Write the next part of the text on health care costs, starting right after its last sentence.

» GIVEN TEXT
┌──
All of this sounds pretty daunting. But if, like any intelligent patient, you’re not willing to accept a disturbing diagnosis without understanding the underlying data, here are some specifics supporting these conclusions.

All cost control measures fail, or are delayed.
Prevention and Electronic Medical Records are a financial bust. Switching people from free emergency room care covered by direct subsidies to emergency room services covered by Medicaid does nothing to the cost or quality of the actual service being provided.

How does this impact any of us? Where are we seeing this materialize as health care consumers? Check out the cost of Medicare and Medicaid, and look at your state and federal budgets. All are still increasing (your tax dollars). If you need a more personal example, look at your paycheck and see what’s coming out now in health insurance premiums.

One way to control costs, of course, would be to put a lid on medical progress, the same way a lid on economic growth might reduce carbon emissions. If we set a goal for 2060 of giving everyone free and unlimited access to the quality of medicine that exists today on the first day of 2016, that would be very doable.

Of course, it would be like giving everyone today free and unlimited access to the quality of medical care available in 1970. Maybe no one would notice? That was part of the idea behind imposing a tax on medical devices. Indeed, if Congress were clever, it would have imposed a much higher tax but only on devices not approved yet by the FDA.

Related: The Winners and Losers in Health Care

Eventually, the cost of today’s luxury pacemaker or miracle drug would come down through economies of scale or the expiration of patents. We could then have “free health care for all” and no one would notice that we have no new cures or treatments.
└──
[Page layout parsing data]
┌──
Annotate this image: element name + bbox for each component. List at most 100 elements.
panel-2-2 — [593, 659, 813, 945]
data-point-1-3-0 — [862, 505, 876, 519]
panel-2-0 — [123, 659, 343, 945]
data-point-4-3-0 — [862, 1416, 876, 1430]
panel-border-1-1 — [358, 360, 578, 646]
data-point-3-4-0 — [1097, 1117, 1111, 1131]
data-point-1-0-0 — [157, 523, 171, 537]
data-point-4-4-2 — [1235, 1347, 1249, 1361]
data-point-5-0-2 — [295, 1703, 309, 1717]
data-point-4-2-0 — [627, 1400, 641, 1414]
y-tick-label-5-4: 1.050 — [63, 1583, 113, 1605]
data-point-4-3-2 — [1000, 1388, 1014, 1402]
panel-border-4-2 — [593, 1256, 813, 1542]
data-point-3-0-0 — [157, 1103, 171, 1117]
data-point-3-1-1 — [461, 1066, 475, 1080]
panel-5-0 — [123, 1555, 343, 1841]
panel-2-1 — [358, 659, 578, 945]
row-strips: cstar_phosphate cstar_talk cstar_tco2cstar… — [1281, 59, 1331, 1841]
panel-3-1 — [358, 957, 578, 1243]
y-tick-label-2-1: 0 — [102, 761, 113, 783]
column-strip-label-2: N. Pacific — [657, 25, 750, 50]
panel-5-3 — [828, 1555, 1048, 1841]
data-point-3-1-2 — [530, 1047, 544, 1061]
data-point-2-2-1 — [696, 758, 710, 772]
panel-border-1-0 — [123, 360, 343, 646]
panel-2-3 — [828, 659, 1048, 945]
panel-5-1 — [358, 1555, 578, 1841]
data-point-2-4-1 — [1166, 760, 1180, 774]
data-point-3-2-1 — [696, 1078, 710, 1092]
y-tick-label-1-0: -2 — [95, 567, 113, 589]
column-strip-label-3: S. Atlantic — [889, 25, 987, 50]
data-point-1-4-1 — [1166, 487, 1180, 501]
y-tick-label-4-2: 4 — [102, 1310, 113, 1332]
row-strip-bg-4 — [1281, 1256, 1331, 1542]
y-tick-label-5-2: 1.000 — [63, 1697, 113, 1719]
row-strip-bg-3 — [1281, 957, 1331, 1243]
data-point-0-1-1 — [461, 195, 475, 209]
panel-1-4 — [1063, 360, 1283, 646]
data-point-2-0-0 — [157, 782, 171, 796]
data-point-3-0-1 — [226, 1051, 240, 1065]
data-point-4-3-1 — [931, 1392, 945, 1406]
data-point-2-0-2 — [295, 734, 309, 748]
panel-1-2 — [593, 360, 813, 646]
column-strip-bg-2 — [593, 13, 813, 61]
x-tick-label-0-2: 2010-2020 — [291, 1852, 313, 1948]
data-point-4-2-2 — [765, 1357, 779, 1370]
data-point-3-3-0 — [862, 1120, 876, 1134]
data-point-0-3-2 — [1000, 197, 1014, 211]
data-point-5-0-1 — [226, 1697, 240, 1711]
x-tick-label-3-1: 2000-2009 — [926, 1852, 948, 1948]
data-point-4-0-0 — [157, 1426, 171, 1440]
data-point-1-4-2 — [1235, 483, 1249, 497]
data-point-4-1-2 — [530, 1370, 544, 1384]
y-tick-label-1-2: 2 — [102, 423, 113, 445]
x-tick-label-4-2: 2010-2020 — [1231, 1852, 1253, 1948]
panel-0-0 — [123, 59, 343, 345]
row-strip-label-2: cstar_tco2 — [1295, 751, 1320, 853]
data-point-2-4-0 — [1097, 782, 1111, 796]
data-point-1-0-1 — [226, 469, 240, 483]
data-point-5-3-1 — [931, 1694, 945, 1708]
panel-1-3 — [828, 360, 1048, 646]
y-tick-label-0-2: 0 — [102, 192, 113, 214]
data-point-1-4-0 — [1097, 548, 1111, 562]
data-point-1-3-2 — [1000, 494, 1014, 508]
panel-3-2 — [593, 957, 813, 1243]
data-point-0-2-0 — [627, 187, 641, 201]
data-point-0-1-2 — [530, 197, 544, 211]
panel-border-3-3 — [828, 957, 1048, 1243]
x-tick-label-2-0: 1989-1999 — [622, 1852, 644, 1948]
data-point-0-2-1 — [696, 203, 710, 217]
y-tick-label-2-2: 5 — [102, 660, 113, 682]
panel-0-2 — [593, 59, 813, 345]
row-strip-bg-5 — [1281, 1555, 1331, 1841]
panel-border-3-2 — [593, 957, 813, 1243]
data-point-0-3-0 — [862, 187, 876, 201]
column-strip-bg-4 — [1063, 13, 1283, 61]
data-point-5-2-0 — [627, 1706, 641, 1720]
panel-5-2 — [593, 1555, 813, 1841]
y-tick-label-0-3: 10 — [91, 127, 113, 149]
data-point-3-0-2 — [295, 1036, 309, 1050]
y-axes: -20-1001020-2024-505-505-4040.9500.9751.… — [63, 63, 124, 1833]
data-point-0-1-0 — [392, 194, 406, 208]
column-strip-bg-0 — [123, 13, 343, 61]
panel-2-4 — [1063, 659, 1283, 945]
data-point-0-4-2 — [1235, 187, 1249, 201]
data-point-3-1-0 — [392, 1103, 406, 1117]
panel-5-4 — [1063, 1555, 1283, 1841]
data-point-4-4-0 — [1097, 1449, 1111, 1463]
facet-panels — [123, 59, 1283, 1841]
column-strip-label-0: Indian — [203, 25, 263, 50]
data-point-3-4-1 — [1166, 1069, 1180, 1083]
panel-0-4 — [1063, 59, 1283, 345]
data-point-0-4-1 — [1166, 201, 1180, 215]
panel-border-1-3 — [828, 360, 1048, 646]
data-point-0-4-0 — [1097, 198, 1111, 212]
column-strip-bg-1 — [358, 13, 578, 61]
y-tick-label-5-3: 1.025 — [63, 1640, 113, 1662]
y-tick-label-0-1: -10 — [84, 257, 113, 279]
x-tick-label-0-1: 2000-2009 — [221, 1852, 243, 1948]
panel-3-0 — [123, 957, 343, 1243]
└──
» TASK ANSWER
Think about this, though: While Obamacare has not been repealed, the tax on medical devices it imposed to help pay for the goodies has been waived for two years. The consequences of this are expanded Medicaid coverage and ongoing dysfunctional bureaucracy. We’ve disrupted health care for 300 million people to enroll 30 million.

Another idea for reducing costs is to ban, or tax heavily, the tax-favored medical insurance that costs above a certain amount. Those so-called “Cadillac” plans were set to bear such a burden, both to raise taxes to pay for more Obamacare goodies and to increase the prices of certain health care procedures or health insurance policies, reducing the demand and thus lowering costs. That, too, was just deferred for two years.

Increasing capitalist competition, ironically, was another idea that was supposed to work. Surprise: Insurers are leaving low-profit markets and the industry is consolidating. The idea, of course, that there is any competition in the insurance industry is laughable. In most states, regulators specify the prices and terms of coverage. How could there be competition in any meaningful sense of the word?

Related: Obamacare Co-op Collapse

That used to be the way airline tickets were priced and routes assigned — by the FAA — until that hard-hearted capitalist Jimmy Carter had his way and deregulated air travel. Long distance phone service was another victim of deregulation, to the everlasting benefit of consumers.

But health insurance is not only becoming more consolidated as an industry, it is subject to strict price and quality controls that must be applied industry wide. Instead of price-fixing illegally, industry players get to fix prices legally, by getting the federal government to tell everyone what must be covered and the state governments to set the prices. We consumers are coerced into buying this insurance with higher deductibles and copays — and we’re being given fewer choices while doing so.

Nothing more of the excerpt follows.